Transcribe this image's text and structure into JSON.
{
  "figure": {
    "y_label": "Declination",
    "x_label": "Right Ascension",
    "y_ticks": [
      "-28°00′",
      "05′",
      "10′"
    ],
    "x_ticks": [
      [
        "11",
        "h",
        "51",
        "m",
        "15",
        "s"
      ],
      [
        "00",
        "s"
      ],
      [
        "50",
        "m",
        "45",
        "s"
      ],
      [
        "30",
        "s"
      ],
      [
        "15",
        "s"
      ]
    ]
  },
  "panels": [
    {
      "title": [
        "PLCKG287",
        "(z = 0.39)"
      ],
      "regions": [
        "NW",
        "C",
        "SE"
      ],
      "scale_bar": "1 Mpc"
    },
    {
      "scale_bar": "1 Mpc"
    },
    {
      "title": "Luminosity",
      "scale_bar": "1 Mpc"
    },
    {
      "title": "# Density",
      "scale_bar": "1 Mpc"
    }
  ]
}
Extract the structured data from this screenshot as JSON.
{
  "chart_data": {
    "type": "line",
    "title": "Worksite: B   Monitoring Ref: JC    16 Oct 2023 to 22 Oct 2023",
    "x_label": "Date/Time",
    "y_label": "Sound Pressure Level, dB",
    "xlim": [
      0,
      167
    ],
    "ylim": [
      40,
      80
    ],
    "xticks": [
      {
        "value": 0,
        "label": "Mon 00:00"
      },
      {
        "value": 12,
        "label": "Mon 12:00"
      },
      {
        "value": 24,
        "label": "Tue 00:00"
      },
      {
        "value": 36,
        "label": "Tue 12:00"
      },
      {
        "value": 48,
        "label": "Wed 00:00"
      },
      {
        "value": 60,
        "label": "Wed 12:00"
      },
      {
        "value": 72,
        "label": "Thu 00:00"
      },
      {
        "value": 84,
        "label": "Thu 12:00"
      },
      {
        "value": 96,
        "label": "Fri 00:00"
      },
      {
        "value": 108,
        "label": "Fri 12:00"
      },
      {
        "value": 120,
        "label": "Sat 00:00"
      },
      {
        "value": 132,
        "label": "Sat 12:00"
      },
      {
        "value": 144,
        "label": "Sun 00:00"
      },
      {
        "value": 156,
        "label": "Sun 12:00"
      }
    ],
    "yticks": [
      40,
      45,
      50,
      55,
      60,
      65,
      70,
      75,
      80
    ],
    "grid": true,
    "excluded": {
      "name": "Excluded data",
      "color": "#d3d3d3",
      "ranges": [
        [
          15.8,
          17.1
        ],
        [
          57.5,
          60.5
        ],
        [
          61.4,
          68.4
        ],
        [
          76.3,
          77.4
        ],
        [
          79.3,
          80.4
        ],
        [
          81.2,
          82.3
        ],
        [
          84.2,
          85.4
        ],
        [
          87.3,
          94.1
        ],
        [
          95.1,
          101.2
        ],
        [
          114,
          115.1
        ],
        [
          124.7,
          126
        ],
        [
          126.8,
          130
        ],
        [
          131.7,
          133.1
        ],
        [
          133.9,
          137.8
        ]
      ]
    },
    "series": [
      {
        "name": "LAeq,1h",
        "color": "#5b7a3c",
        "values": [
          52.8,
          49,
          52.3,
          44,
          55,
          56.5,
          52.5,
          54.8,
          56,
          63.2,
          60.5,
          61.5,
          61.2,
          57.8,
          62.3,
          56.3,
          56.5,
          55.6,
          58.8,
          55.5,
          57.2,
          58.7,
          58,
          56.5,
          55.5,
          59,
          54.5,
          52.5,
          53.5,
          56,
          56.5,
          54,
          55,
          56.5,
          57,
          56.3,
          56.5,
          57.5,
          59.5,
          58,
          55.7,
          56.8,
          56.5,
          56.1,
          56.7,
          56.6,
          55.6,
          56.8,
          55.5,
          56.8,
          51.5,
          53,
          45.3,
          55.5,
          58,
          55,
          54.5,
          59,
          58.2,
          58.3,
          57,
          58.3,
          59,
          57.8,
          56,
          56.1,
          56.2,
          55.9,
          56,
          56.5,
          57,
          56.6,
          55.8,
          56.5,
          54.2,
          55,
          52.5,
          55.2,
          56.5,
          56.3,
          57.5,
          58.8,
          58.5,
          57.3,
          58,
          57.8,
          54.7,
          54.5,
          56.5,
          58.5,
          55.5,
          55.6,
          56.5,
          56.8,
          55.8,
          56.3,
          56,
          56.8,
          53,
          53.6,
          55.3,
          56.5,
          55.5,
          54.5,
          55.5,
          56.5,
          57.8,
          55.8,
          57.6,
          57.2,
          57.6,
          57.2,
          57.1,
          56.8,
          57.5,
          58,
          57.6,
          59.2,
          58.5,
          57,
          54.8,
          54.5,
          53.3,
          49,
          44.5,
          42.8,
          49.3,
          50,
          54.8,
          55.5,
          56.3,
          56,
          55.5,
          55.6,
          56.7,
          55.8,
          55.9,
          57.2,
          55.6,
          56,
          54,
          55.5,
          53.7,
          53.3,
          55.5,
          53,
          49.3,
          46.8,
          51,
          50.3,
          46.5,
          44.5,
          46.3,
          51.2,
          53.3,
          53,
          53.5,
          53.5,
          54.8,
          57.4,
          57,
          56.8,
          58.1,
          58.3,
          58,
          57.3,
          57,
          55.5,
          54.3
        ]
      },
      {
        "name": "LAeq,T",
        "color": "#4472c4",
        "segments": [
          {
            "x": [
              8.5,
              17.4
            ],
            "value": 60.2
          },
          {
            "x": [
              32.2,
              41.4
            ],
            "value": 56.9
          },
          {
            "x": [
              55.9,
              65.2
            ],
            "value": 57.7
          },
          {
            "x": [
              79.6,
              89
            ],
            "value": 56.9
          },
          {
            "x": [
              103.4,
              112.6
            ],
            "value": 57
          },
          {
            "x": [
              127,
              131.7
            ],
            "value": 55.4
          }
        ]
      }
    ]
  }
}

:::

Exercise instructions:
Above are the records; retype every one exactly.

Finished task:
Transcribe this image's text and structure into JSON.
{
  "figure": {
    "y_label": "Declination",
    "x_label": "Right Ascension",
    "y_ticks": [
      "-28°00′",
      "05′",
      "10′"
    ],
    "x_ticks": [
      [
        "11",
        "h",
        "51",
        "m",
        "15",
        "s"
      ],
      [
        "00",
        "s"
      ],
      [
        "50",
        "m",
        "45",
        "s"
      ],
      [
        "30",
        "s"
      ],
      [
        "15",
        "s"
      ]
    ]
  },
  "panels": [
    {
      "title": [
        "PLCKG287",
        "(z = 0.39)"
      ],
      "regions": [
        "NW",
        "C",
        "SE"
      ],
      "scale_bar": "1 Mpc"
    },
    {
      "scale_bar": "1 Mpc"
    },
    {
      "title": "Luminosity",
      "scale_bar": "1 Mpc"
    },
    {
      "title": "# Density",
      "scale_bar": "1 Mpc"
    }
  ]
}
Extract the structured data from this screenshot as JSON.
{
  "chart_data": {
    "type": "line",
    "title": "Worksite: B   Monitoring Ref: JC    16 Oct 2023 to 22 Oct 2023",
    "x_label": "Date/Time",
    "y_label": "Sound Pressure Level, dB",
    "xlim": [
      0,
      167
    ],
    "ylim": [
      40,
      80
    ],
    "xticks": [
      {
        "value": 0,
        "label": "Mon 00:00"
      },
      {
        "value": 12,
        "label": "Mon 12:00"
      },
      {
        "value": 24,
        "label": "Tue 00:00"
      },
      {
        "value": 36,
        "label": "Tue 12:00"
      },
      {
        "value": 48,
        "label": "Wed 00:00"
      },
      {
        "value": 60,
        "label": "Wed 12:00"
      },
      {
        "value": 72,
        "label": "Thu 00:00"
      },
      {
        "value": 84,
        "label": "Thu 12:00"
      },
      {
        "value": 96,
        "label": "Fri 00:00"
      },
      {
        "value": 108,
        "label": "Fri 12:00"
      },
      {
        "value": 120,
        "label": "Sat 00:00"
      },
      {
        "value": 132,
        "label": "Sat 12:00"
      },
      {
        "value": 144,
        "label": "Sun 00:00"
      },
      {
        "value": 156,
        "label": "Sun 12:00"
      }
    ],
    "yticks": [
      40,
      45,
      50,
      55,
      60,
      65,
      70,
      75,
      80
    ],
    "grid": true,
    "excluded": {
      "name": "Excluded data",
      "color": "#d3d3d3",
      "ranges": [
        [
          15.8,
          17.1
        ],
        [
          57.5,
          60.5
        ],
        [
          61.4,
          68.4
        ],
        [
          76.3,
          77.4
        ],
        [
          79.3,
          80.4
        ],
        [
          81.2,
          82.3
        ],
        [
          84.2,
          85.4
        ],
        [
          87.3,
          94.1
        ],
        [
          95.1,
          101.2
        ],
        [
          114,
          115.1
        ],
        [
          124.7,
          126
        ],
        [
          126.8,
          130
        ],
        [
          131.7,
          133.1
        ],
        [
          133.9,
          137.8
        ]
      ]
    },
    "series": [
      {
        "name": "LAeq,1h",
        "color": "#5b7a3c",
        "values": [
          52.8,
          49,
          52.3,
          44,
          55,
          56.5,
          52.5,
          54.8,
          56,
          63.2,
          60.5,
          61.5,
          61.2,
          57.8,
          62.3,
          56.3,
          56.5,
          55.6,
          58.8,
          55.5,
          57.2,
          58.7,
          58,
          56.5,
          55.5,
          59,
          54.5,
          52.5,
          53.5,
          56,
          56.5,
          54,
          55,
          56.5,
          57,
          56.3,
          56.5,
          57.5,
          59.5,
          58,
          55.7,
          56.8,
          56.5,
          56.1,
          56.7,
          56.6,
          55.6,
          56.8,
          55.5,
          56.8,
          51.5,
          53,
          45.3,
          55.5,
          58,
          55,
          54.5,
          59,
          58.2,
          58.3,
          57,
          58.3,
          59,
          57.8,
          56,
          56.1,
          56.2,
          55.9,
          56,
          56.5,
          57,
          56.6,
          55.8,
          56.5,
          54.2,
          55,
          52.5,
          55.2,
          56.5,
          56.3,
          57.5,
          58.8,
          58.5,
          57.3,
          58,
          57.8,
          54.7,
          54.5,
          56.5,
          58.5,
          55.5,
          55.6,
          56.5,
          56.8,
          55.8,
          56.3,
          56,
          56.8,
          53,
          53.6,
          55.3,
          56.5,
          55.5,
          54.5,
          55.5,
          56.5,
          57.8,
          55.8,
          57.6,
          57.2,
          57.6,
          57.2,
          57.1,
          56.8,
          57.5,
          58,
          57.6,
          59.2,
          58.5,
          57,
          54.8,
          54.5,
          53.3,
          49,
          44.5,
          42.8,
          49.3,
          50,
          54.8,
          55.5,
          56.3,
          56,
          55.5,
          55.6,
          56.7,
          55.8,
          55.9,
          57.2,
          55.6,
          56,
          54,
          55.5,
          53.7,
          53.3,
          55.5,
          53,
          49.3,
          46.8,
          51,
          50.3,
          46.5,
          44.5,
          46.3,
          51.2,
          53.3,
          53,
          53.5,
          53.5,
          54.8,
          57.4,
          57,
          56.8,
          58.1,
          58.3,
          58,
          57.3,
          57,
          55.5,
          54.3
        ]
      },
      {
        "name": "LAeq,T",
        "color": "#4472c4",
        "segments": [
          {
            "x": [
              8.5,
              17.4
            ],
            "value": 60.2
          },
          {
            "x": [
              32.2,
              41.4
            ],
            "value": 56.9
          },
          {
            "x": [
              55.9,
              65.2
            ],
            "value": 57.7
          },
          {
            "x": [
              79.6,
              89
            ],
            "value": 56.9
          },
          {
            "x": [
              103.4,
              112.6
            ],
            "value": 57
          },
          {
            "x": [
              127,
              131.7
            ],
            "value": 55.4
          }
        ]
      }
    ]
  }
}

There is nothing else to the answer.